==== INPUT MATERIAL ====
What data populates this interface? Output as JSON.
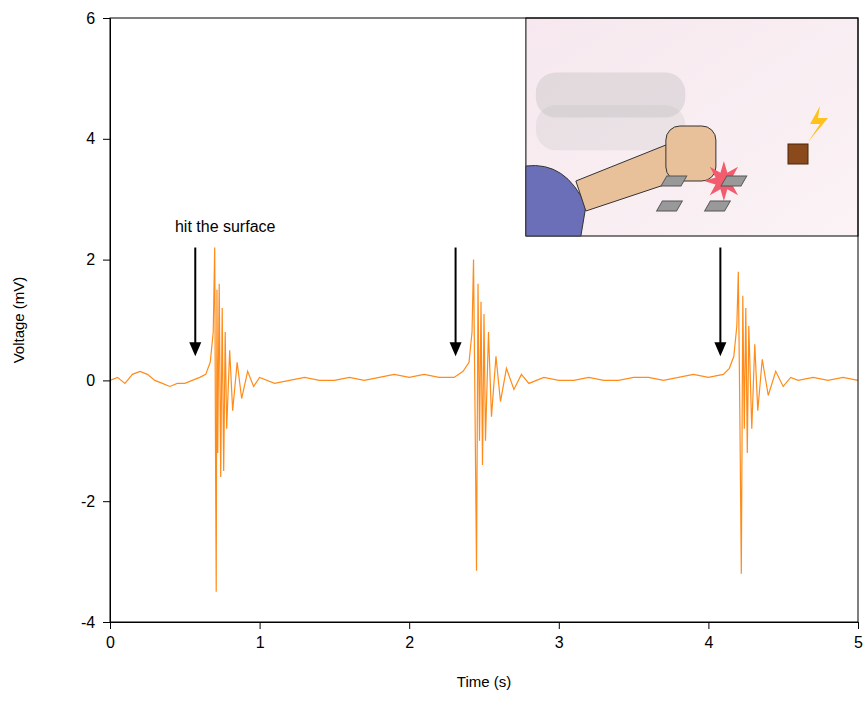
{
  "chart_data": {
    "type": "line",
    "x_label": "Time (s)",
    "y_label": "Voltage (mV)",
    "color": "#ff8c1a",
    "xlim": [
      0,
      5
    ],
    "xticks": [
      0,
      1,
      2,
      3,
      4,
      5
    ],
    "ylim": [
      -4,
      6
    ],
    "yticks": [
      -4,
      -2,
      0,
      2,
      4,
      6
    ],
    "grid": false,
    "annotations": [
      {
        "text": "hit the surface",
        "x": 0.77,
        "y": 2.45
      }
    ],
    "arrows": [
      {
        "x": 0.57,
        "y_start": 2.2,
        "y_end": 0.4
      },
      {
        "x": 2.31,
        "y_start": 2.2,
        "y_end": 0.4
      },
      {
        "x": 4.08,
        "y_start": 2.2,
        "y_end": 0.4
      }
    ],
    "x": [
      0,
      0.05,
      0.1,
      0.15,
      0.2,
      0.25,
      0.3,
      0.35,
      0.4,
      0.45,
      0.5,
      0.55,
      0.6,
      0.64,
      0.67,
      0.69,
      0.7,
      0.705,
      0.71,
      0.715,
      0.72,
      0.73,
      0.74,
      0.75,
      0.76,
      0.77,
      0.78,
      0.8,
      0.82,
      0.85,
      0.88,
      0.92,
      0.96,
      1.0,
      1.1,
      1.2,
      1.3,
      1.4,
      1.5,
      1.6,
      1.7,
      1.8,
      1.9,
      2.0,
      2.1,
      2.2,
      2.3,
      2.36,
      2.4,
      2.42,
      2.43,
      2.44,
      2.45,
      2.46,
      2.47,
      2.48,
      2.49,
      2.5,
      2.51,
      2.53,
      2.55,
      2.58,
      2.61,
      2.65,
      2.7,
      2.75,
      2.8,
      2.9,
      3.0,
      3.1,
      3.2,
      3.3,
      3.4,
      3.5,
      3.6,
      3.7,
      3.8,
      3.9,
      4.0,
      4.1,
      4.14,
      4.17,
      4.19,
      4.2,
      4.21,
      4.22,
      4.23,
      4.24,
      4.25,
      4.26,
      4.27,
      4.29,
      4.31,
      4.33,
      4.36,
      4.4,
      4.45,
      4.5,
      4.55,
      4.6,
      4.7,
      4.8,
      4.9,
      5.0
    ],
    "values": [
      0,
      0.05,
      -0.05,
      0.1,
      0.15,
      0.1,
      0,
      -0.05,
      -0.1,
      -0.05,
      -0.05,
      0,
      0.05,
      0.1,
      0.3,
      0.8,
      2.2,
      -1.0,
      -3.5,
      1.5,
      -1.2,
      1.6,
      -1.6,
      1.2,
      -1.5,
      0.8,
      -0.8,
      0.5,
      -0.5,
      0.3,
      -0.3,
      0.15,
      -0.1,
      0.05,
      -0.05,
      0,
      0.05,
      0,
      0,
      0.05,
      0,
      0.05,
      0.1,
      0.05,
      0.1,
      0.05,
      0.05,
      0.15,
      0.3,
      0.8,
      2.0,
      -0.5,
      -3.15,
      1.6,
      -1.0,
      1.3,
      -1.4,
      1.1,
      -1.0,
      0.8,
      -0.6,
      0.4,
      -0.35,
      0.2,
      -0.15,
      0.1,
      -0.05,
      0.05,
      0,
      0,
      0.05,
      0,
      0,
      0.05,
      0.05,
      0,
      0.05,
      0.1,
      0.05,
      0.1,
      0.2,
      0.4,
      0.9,
      1.8,
      -0.5,
      -3.2,
      1.4,
      -0.8,
      1.2,
      -1.2,
      0.9,
      -0.8,
      0.6,
      -0.5,
      0.35,
      -0.25,
      0.15,
      -0.1,
      0.05,
      0,
      0.05,
      0,
      0.05,
      0
    ]
  }
}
====
PROMPT:
All the records above need to be given again word for word. Skip the pictures.

PROBLEM SOLUTION:
What data populates this interface? Output as JSON.
{
  "chart_data": {
    "type": "line",
    "x_label": "Time (s)",
    "y_label": "Voltage (mV)",
    "color": "#ff8c1a",
    "xlim": [
      0,
      5
    ],
    "xticks": [
      0,
      1,
      2,
      3,
      4,
      5
    ],
    "ylim": [
      -4,
      6
    ],
    "yticks": [
      -4,
      -2,
      0,
      2,
      4,
      6
    ],
    "grid": false,
    "annotations": [
      {
        "text": "hit the surface",
        "x": 0.77,
        "y": 2.45
      }
    ],
    "arrows": [
      {
        "x": 0.57,
        "y_start": 2.2,
        "y_end": 0.4
      },
      {
        "x": 2.31,
        "y_start": 2.2,
        "y_end": 0.4
      },
      {
        "x": 4.08,
        "y_start": 2.2,
        "y_end": 0.4
      }
    ],
    "x": [
      0,
      0.05,
      0.1,
      0.15,
      0.2,
      0.25,
      0.3,
      0.35,
      0.4,
      0.45,
      0.5,
      0.55,
      0.6,
      0.64,
      0.67,
      0.69,
      0.7,
      0.705,
      0.71,
      0.715,
      0.72,
      0.73,
      0.74,
      0.75,
      0.76,
      0.77,
      0.78,
      0.8,
      0.82,
      0.85,
      0.88,
      0.92,
      0.96,
      1.0,
      1.1,
      1.2,
      1.3,
      1.4,
      1.5,
      1.6,
      1.7,
      1.8,
      1.9,
      2.0,
      2.1,
      2.2,
      2.3,
      2.36,
      2.4,
      2.42,
      2.43,
      2.44,
      2.45,
      2.46,
      2.47,
      2.48,
      2.49,
      2.5,
      2.51,
      2.53,
      2.55,
      2.58,
      2.61,
      2.65,
      2.7,
      2.75,
      2.8,
      2.9,
      3.0,
      3.1,
      3.2,
      3.3,
      3.4,
      3.5,
      3.6,
      3.7,
      3.8,
      3.9,
      4.0,
      4.1,
      4.14,
      4.17,
      4.19,
      4.2,
      4.21,
      4.22,
      4.23,
      4.24,
      4.25,
      4.26,
      4.27,
      4.29,
      4.31,
      4.33,
      4.36,
      4.4,
      4.45,
      4.5,
      4.55,
      4.6,
      4.7,
      4.8,
      4.9,
      5.0
    ],
    "values": [
      0,
      0.05,
      -0.05,
      0.1,
      0.15,
      0.1,
      0,
      -0.05,
      -0.1,
      -0.05,
      -0.05,
      0,
      0.05,
      0.1,
      0.3,
      0.8,
      2.2,
      -1.0,
      -3.5,
      1.5,
      -1.2,
      1.6,
      -1.6,
      1.2,
      -1.5,
      0.8,
      -0.8,
      0.5,
      -0.5,
      0.3,
      -0.3,
      0.15,
      -0.1,
      0.05,
      -0.05,
      0,
      0.05,
      0,
      0,
      0.05,
      0,
      0.05,
      0.1,
      0.05,
      0.1,
      0.05,
      0.05,
      0.15,
      0.3,
      0.8,
      2.0,
      -0.5,
      -3.15,
      1.6,
      -1.0,
      1.3,
      -1.4,
      1.1,
      -1.0,
      0.8,
      -0.6,
      0.4,
      -0.35,
      0.2,
      -0.15,
      0.1,
      -0.05,
      0.05,
      0,
      0,
      0.05,
      0,
      0,
      0.05,
      0.05,
      0,
      0.05,
      0.1,
      0.05,
      0.1,
      0.2,
      0.4,
      0.9,
      1.8,
      -0.5,
      -3.2,
      1.4,
      -0.8,
      1.2,
      -1.2,
      0.9,
      -0.8,
      0.6,
      -0.5,
      0.35,
      -0.25,
      0.15,
      -0.1,
      0.05,
      0,
      0.05,
      0,
      0.05,
      0
    ]
  }
}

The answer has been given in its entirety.